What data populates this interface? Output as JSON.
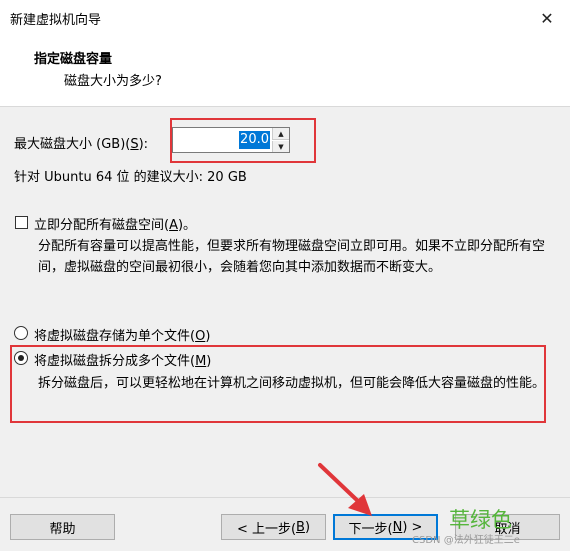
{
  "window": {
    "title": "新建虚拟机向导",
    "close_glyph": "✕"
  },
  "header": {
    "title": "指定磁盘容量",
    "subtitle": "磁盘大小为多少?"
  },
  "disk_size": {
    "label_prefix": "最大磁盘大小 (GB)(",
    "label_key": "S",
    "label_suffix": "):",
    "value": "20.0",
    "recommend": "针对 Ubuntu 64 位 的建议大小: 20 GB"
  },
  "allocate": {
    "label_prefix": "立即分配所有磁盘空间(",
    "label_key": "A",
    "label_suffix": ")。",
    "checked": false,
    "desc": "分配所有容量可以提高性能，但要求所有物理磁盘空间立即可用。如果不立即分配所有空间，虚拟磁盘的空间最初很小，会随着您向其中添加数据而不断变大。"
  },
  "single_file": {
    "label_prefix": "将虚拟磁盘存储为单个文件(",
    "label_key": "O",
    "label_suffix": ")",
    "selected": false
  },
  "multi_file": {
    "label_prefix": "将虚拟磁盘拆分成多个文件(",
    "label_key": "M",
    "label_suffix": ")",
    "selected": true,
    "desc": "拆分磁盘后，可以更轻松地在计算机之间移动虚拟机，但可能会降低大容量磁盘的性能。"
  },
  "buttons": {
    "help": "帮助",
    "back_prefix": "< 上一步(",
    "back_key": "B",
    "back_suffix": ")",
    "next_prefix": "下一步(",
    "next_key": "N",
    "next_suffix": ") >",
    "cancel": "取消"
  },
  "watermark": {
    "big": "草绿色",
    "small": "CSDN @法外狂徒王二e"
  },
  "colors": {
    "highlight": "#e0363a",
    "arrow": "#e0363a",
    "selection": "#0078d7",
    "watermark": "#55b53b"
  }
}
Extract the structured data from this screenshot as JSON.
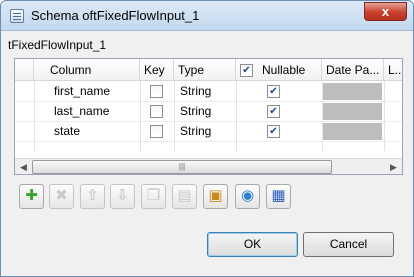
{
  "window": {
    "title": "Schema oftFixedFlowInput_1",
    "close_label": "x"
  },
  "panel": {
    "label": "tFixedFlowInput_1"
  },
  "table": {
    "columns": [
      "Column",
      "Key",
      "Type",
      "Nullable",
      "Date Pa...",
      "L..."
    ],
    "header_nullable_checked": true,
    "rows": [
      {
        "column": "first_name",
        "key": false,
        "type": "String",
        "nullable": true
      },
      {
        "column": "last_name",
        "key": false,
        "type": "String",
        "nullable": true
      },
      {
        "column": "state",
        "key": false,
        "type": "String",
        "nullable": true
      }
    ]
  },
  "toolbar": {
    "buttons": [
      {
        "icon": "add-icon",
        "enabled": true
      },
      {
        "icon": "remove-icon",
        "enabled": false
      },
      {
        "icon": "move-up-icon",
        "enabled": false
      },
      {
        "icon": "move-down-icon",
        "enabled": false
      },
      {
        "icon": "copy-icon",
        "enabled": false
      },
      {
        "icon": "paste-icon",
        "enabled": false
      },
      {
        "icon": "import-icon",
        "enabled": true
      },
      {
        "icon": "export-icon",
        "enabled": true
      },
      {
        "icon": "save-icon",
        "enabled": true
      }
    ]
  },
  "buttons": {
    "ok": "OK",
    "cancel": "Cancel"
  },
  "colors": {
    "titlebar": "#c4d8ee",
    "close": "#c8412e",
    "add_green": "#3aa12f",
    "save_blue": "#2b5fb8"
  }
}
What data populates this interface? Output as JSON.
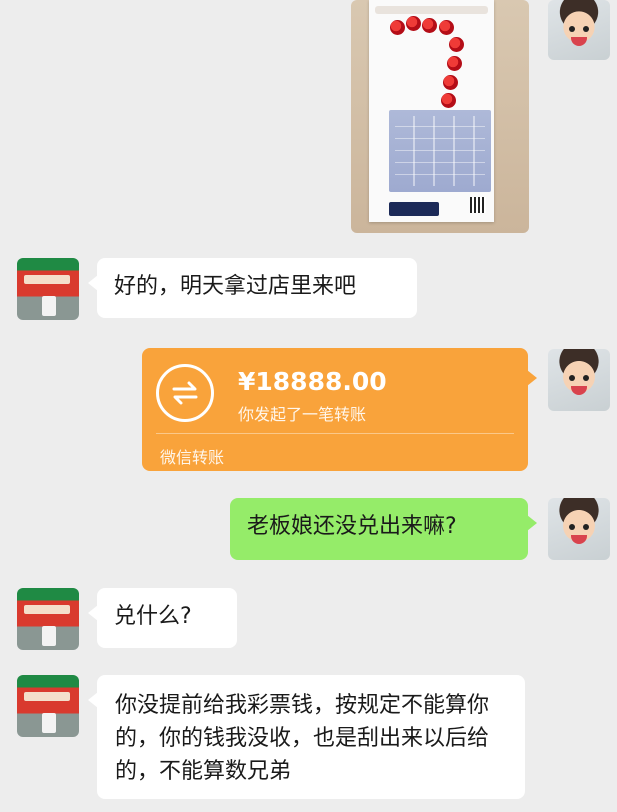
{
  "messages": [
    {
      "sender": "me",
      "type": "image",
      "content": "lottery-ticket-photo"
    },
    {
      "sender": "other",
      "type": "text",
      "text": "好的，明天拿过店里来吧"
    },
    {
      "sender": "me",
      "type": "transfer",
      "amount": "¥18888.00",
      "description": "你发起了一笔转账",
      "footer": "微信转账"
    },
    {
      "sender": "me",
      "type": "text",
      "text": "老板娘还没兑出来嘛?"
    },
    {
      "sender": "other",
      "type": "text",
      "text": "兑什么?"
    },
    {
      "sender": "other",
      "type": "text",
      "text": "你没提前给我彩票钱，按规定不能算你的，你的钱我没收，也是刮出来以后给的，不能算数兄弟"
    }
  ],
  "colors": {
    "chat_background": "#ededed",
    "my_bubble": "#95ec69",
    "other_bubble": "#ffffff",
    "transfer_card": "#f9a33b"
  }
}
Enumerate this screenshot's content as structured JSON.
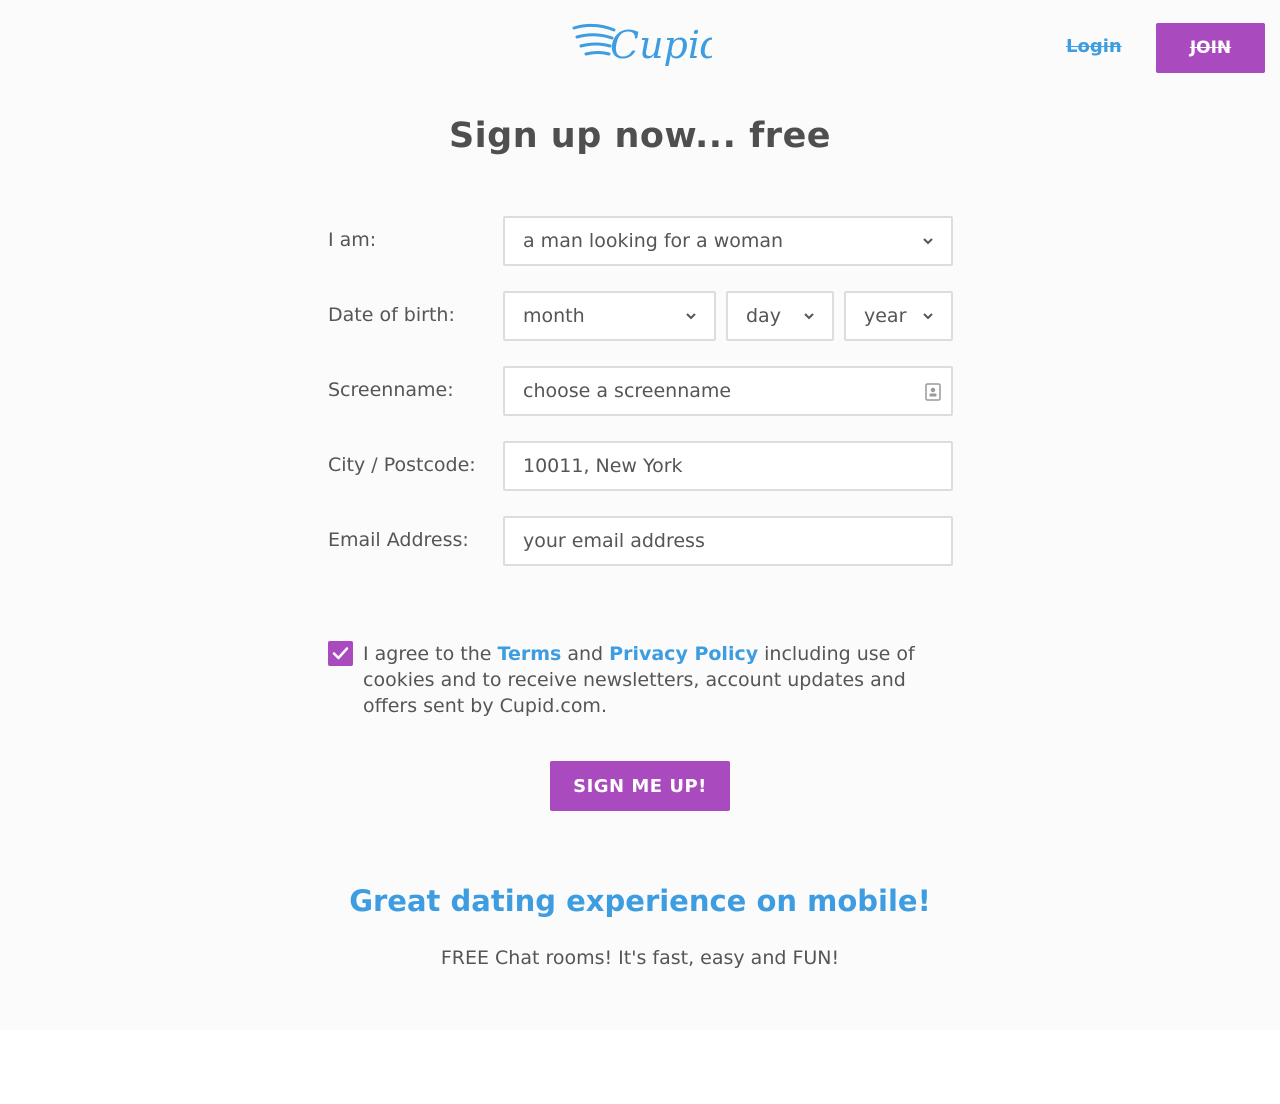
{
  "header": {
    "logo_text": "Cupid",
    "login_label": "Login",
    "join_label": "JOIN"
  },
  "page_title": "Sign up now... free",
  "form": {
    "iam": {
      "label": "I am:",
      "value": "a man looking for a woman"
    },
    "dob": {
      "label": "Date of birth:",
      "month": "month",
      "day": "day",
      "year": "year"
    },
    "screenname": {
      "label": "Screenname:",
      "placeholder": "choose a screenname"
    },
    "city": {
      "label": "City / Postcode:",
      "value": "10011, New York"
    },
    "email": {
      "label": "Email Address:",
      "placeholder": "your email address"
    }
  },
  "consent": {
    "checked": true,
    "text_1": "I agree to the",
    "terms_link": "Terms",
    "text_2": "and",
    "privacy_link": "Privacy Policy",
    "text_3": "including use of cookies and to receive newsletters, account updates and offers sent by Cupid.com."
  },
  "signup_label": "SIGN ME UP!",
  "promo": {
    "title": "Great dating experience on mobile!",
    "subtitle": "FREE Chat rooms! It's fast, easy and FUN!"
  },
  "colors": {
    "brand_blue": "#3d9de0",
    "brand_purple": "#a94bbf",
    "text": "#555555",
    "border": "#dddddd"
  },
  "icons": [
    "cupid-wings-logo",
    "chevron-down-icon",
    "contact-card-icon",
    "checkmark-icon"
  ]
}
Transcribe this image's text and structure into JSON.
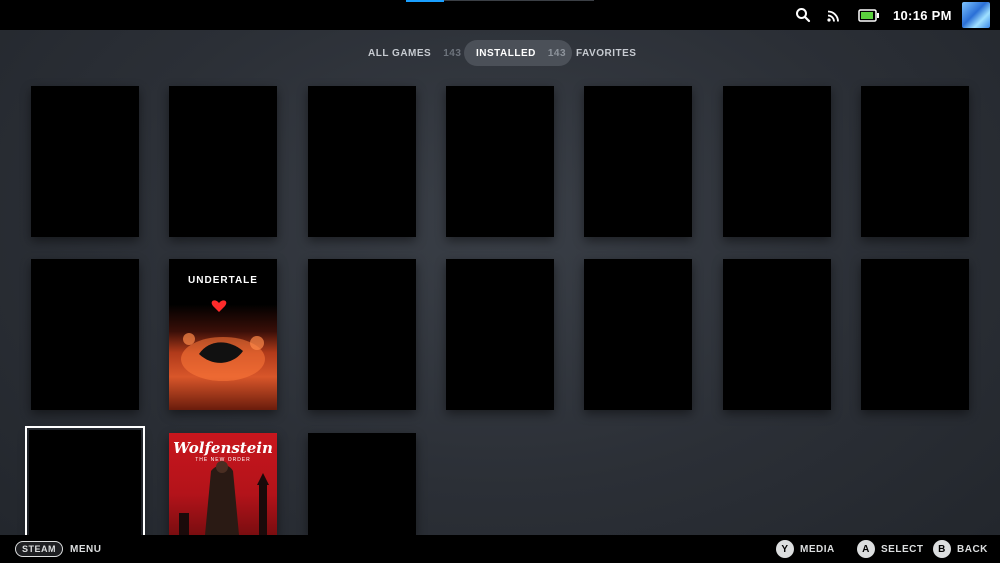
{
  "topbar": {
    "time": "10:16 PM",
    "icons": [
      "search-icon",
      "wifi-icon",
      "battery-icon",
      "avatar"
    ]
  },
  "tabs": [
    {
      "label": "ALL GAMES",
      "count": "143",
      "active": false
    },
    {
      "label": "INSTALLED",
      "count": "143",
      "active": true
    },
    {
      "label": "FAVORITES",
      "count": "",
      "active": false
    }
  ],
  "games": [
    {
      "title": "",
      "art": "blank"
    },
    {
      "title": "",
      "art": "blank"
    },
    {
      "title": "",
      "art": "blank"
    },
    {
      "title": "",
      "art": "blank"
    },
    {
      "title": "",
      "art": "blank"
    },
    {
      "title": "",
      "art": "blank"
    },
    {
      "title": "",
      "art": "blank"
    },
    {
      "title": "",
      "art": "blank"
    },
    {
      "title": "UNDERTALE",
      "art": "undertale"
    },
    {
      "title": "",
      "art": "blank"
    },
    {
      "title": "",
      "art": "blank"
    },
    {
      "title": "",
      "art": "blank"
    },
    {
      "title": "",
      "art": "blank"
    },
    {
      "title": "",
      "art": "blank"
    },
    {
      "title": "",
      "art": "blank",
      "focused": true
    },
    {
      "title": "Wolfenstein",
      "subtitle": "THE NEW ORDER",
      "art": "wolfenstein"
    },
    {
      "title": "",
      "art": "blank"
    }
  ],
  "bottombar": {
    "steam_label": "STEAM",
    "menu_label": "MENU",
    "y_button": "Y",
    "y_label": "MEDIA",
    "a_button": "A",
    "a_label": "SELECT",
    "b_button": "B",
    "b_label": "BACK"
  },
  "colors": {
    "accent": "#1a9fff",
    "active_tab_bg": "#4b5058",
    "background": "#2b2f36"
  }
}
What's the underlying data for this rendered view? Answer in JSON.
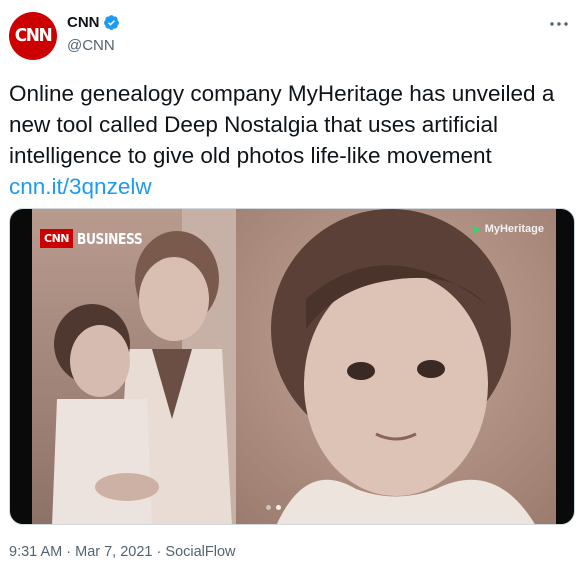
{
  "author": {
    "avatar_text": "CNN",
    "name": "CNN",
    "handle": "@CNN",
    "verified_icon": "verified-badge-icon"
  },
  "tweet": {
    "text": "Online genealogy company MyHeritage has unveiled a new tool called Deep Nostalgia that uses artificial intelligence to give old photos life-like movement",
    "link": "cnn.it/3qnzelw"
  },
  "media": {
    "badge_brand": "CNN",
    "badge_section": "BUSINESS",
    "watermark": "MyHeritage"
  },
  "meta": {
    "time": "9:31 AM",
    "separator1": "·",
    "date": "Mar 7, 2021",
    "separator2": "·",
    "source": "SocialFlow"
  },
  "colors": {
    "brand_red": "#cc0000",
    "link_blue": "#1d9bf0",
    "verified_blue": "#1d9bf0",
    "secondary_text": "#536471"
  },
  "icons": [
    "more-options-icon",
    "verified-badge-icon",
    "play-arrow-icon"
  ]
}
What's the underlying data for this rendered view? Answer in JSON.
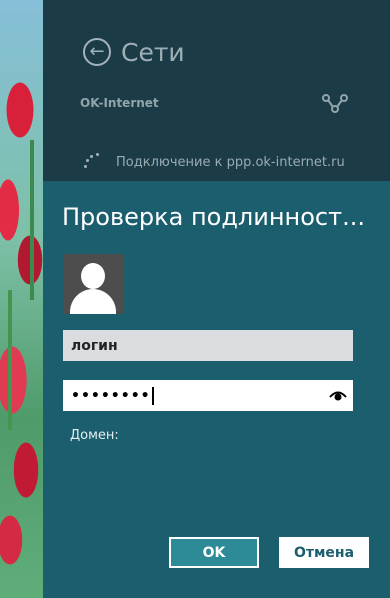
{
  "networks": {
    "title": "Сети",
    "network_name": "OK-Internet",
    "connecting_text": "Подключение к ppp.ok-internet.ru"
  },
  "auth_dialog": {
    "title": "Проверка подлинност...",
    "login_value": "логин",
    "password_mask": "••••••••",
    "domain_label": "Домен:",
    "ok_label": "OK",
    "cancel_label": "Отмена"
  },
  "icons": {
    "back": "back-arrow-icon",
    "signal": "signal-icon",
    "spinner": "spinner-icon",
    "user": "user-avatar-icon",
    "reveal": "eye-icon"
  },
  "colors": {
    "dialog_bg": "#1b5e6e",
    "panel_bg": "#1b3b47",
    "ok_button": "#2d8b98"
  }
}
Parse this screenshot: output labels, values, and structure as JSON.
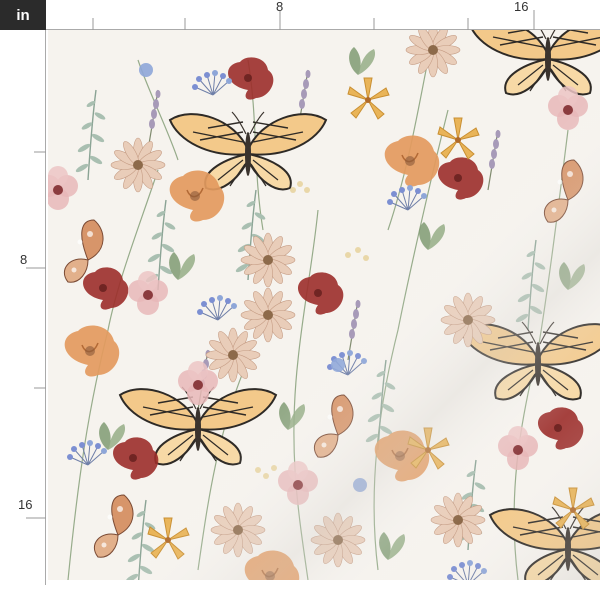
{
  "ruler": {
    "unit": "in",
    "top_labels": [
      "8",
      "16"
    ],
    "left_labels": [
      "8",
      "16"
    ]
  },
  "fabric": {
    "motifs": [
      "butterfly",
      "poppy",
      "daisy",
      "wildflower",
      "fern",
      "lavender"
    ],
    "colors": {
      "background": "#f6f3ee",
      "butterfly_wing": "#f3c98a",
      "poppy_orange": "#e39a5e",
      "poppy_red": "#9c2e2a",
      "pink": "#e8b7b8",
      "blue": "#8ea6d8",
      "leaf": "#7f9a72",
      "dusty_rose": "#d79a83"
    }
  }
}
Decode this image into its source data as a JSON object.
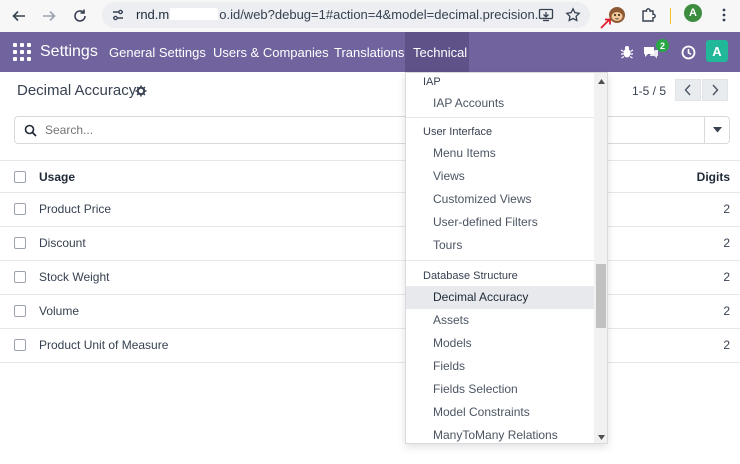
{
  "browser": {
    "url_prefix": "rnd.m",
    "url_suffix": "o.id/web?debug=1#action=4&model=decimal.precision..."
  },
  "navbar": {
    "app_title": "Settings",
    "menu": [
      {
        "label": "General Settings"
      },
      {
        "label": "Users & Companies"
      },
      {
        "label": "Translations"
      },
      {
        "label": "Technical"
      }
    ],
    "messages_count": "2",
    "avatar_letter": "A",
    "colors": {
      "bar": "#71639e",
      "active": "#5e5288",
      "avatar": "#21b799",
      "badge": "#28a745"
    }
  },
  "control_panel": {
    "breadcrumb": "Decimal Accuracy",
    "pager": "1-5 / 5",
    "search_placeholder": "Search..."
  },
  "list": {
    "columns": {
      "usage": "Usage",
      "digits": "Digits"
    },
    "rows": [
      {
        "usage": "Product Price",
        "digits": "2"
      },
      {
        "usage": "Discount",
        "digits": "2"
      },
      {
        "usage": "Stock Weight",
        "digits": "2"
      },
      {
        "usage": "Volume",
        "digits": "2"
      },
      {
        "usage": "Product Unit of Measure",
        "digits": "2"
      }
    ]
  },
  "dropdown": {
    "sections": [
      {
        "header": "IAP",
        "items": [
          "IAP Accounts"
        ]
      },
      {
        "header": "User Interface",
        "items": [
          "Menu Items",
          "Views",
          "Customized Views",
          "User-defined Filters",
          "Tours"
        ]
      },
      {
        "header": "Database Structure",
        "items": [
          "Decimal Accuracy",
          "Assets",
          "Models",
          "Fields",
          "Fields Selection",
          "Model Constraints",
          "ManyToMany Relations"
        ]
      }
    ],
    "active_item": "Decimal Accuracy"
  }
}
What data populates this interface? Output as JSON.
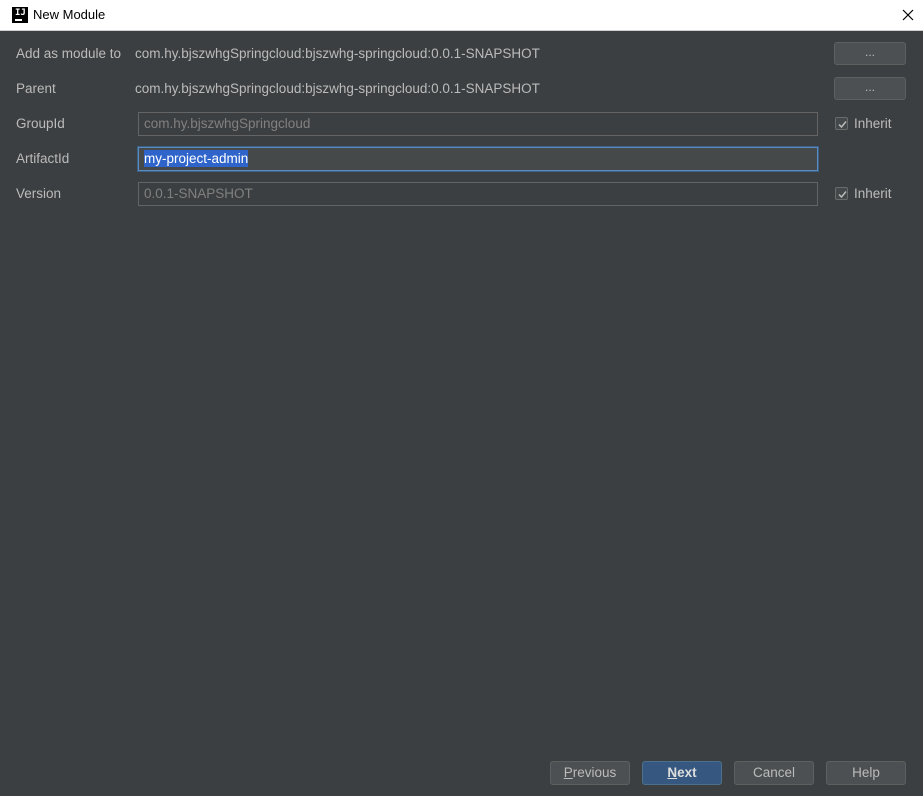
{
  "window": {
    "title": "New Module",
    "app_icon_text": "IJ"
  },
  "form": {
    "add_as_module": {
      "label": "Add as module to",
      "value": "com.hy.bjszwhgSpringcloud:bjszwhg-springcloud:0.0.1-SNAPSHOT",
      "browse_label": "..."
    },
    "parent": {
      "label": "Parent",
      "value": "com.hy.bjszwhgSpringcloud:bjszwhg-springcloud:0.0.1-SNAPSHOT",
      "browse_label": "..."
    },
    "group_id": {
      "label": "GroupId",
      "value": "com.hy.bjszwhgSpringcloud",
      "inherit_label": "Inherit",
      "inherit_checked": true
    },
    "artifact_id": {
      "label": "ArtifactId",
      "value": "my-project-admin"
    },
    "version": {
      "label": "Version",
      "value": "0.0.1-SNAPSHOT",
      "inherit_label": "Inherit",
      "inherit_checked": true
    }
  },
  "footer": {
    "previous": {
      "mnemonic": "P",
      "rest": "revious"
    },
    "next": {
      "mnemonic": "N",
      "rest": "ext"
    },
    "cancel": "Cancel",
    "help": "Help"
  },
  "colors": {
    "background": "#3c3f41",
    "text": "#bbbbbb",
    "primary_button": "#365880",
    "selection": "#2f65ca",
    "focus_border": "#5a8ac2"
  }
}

======

▸ **WRITTEN TASK**:
Single out each line of the records above with the string "Product" in it, and copy it.

▸ **SOLUTION TO THIS EXERCISE**:
        "usage": "Product Price",
        "usage": "Product Unit of Measure",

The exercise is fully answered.